** start of SUPPLIED INFORMATION **

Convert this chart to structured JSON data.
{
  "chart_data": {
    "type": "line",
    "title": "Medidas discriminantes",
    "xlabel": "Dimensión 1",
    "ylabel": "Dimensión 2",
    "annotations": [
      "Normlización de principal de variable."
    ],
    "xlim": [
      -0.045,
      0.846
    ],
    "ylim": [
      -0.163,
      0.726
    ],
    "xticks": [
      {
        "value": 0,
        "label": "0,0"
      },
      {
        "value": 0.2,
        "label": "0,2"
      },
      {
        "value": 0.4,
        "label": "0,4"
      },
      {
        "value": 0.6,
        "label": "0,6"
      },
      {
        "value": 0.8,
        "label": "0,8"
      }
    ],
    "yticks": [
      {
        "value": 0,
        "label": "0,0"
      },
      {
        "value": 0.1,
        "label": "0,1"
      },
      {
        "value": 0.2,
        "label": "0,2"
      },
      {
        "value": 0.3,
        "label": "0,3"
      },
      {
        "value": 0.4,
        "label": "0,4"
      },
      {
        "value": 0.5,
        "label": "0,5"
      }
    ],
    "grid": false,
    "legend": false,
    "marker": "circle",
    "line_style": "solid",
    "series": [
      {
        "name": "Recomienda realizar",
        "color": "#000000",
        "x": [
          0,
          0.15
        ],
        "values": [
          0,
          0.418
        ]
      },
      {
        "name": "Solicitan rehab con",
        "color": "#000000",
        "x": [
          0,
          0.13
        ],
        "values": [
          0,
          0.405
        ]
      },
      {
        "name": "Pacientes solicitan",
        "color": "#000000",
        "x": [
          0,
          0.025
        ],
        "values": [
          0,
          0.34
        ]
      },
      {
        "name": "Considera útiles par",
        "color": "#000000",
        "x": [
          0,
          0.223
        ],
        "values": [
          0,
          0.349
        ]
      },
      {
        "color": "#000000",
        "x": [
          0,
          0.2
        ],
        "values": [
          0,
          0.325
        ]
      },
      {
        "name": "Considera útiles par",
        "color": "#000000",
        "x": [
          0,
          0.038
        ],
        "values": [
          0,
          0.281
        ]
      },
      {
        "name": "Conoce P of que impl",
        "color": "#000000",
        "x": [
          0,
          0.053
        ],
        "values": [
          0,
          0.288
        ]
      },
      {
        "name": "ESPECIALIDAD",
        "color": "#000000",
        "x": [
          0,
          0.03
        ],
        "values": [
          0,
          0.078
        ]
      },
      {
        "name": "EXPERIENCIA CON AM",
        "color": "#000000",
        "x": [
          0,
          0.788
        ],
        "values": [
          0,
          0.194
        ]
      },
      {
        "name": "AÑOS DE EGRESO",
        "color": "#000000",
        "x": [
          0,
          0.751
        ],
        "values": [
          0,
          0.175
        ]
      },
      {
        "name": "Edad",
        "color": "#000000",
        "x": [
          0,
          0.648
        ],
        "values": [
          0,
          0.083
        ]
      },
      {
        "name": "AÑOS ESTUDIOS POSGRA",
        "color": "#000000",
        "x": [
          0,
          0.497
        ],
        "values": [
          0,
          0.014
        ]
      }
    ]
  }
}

** end of SUPPLIED INFORMATION **

- PROBLEM DETAILS:
Extract all of the data above and output it character for character.

- RESPONSE FOR THIS EXERCISE:
Convert this chart to structured JSON data.
{
  "chart_data": {
    "type": "line",
    "title": "Medidas discriminantes",
    "xlabel": "Dimensión 1",
    "ylabel": "Dimensión 2",
    "annotations": [
      "Normlización de principal de variable."
    ],
    "xlim": [
      -0.045,
      0.846
    ],
    "ylim": [
      -0.163,
      0.726
    ],
    "xticks": [
      {
        "value": 0,
        "label": "0,0"
      },
      {
        "value": 0.2,
        "label": "0,2"
      },
      {
        "value": 0.4,
        "label": "0,4"
      },
      {
        "value": 0.6,
        "label": "0,6"
      },
      {
        "value": 0.8,
        "label": "0,8"
      }
    ],
    "yticks": [
      {
        "value": 0,
        "label": "0,0"
      },
      {
        "value": 0.1,
        "label": "0,1"
      },
      {
        "value": 0.2,
        "label": "0,2"
      },
      {
        "value": 0.3,
        "label": "0,3"
      },
      {
        "value": 0.4,
        "label": "0,4"
      },
      {
        "value": 0.5,
        "label": "0,5"
      }
    ],
    "grid": false,
    "legend": false,
    "marker": "circle",
    "line_style": "solid",
    "series": [
      {
        "name": "Recomienda realizar",
        "color": "#000000",
        "x": [
          0,
          0.15
        ],
        "values": [
          0,
          0.418
        ]
      },
      {
        "name": "Solicitan rehab con",
        "color": "#000000",
        "x": [
          0,
          0.13
        ],
        "values": [
          0,
          0.405
        ]
      },
      {
        "name": "Pacientes solicitan",
        "color": "#000000",
        "x": [
          0,
          0.025
        ],
        "values": [
          0,
          0.34
        ]
      },
      {
        "name": "Considera útiles par",
        "color": "#000000",
        "x": [
          0,
          0.223
        ],
        "values": [
          0,
          0.349
        ]
      },
      {
        "color": "#000000",
        "x": [
          0,
          0.2
        ],
        "values": [
          0,
          0.325
        ]
      },
      {
        "name": "Considera útiles par",
        "color": "#000000",
        "x": [
          0,
          0.038
        ],
        "values": [
          0,
          0.281
        ]
      },
      {
        "name": "Conoce P of que impl",
        "color": "#000000",
        "x": [
          0,
          0.053
        ],
        "values": [
          0,
          0.288
        ]
      },
      {
        "name": "ESPECIALIDAD",
        "color": "#000000",
        "x": [
          0,
          0.03
        ],
        "values": [
          0,
          0.078
        ]
      },
      {
        "name": "EXPERIENCIA CON AM",
        "color": "#000000",
        "x": [
          0,
          0.788
        ],
        "values": [
          0,
          0.194
        ]
      },
      {
        "name": "AÑOS DE EGRESO",
        "color": "#000000",
        "x": [
          0,
          0.751
        ],
        "values": [
          0,
          0.175
        ]
      },
      {
        "name": "Edad",
        "color": "#000000",
        "x": [
          0,
          0.648
        ],
        "values": [
          0,
          0.083
        ]
      },
      {
        "name": "AÑOS ESTUDIOS POSGRA",
        "color": "#000000",
        "x": [
          0,
          0.497
        ],
        "values": [
          0,
          0.014
        ]
      }
    ]
  }
}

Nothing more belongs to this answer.